- [What the exercise asks]
Your task is to extract every line from the material below exactly.

- [Source data]
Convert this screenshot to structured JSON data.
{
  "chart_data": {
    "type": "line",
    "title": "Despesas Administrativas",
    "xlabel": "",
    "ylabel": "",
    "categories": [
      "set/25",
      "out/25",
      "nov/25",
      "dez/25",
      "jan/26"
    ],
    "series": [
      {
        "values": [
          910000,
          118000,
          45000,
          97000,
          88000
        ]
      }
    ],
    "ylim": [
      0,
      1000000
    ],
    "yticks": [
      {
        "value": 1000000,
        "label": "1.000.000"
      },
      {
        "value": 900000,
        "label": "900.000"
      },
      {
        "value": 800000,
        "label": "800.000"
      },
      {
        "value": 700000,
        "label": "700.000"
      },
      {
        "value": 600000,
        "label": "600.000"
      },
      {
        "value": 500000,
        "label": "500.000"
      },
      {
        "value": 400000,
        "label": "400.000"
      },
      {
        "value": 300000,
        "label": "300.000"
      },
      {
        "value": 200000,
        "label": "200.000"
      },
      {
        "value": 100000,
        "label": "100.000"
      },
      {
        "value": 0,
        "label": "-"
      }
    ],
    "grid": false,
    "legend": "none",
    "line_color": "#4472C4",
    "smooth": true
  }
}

- [Expected output]
Convert this screenshot to structured JSON data.
{
  "chart_data": {
    "type": "line",
    "title": "Despesas Administrativas",
    "xlabel": "",
    "ylabel": "",
    "categories": [
      "set/25",
      "out/25",
      "nov/25",
      "dez/25",
      "jan/26"
    ],
    "series": [
      {
        "values": [
          910000,
          118000,
          45000,
          97000,
          88000
        ]
      }
    ],
    "ylim": [
      0,
      1000000
    ],
    "yticks": [
      {
        "value": 1000000,
        "label": "1.000.000"
      },
      {
        "value": 900000,
        "label": "900.000"
      },
      {
        "value": 800000,
        "label": "800.000"
      },
      {
        "value": 700000,
        "label": "700.000"
      },
      {
        "value": 600000,
        "label": "600.000"
      },
      {
        "value": 500000,
        "label": "500.000"
      },
      {
        "value": 400000,
        "label": "400.000"
      },
      {
        "value": 300000,
        "label": "300.000"
      },
      {
        "value": 200000,
        "label": "200.000"
      },
      {
        "value": 100000,
        "label": "100.000"
      },
      {
        "value": 0,
        "label": "-"
      }
    ],
    "grid": false,
    "legend": "none",
    "line_color": "#4472C4",
    "smooth": true
  }
}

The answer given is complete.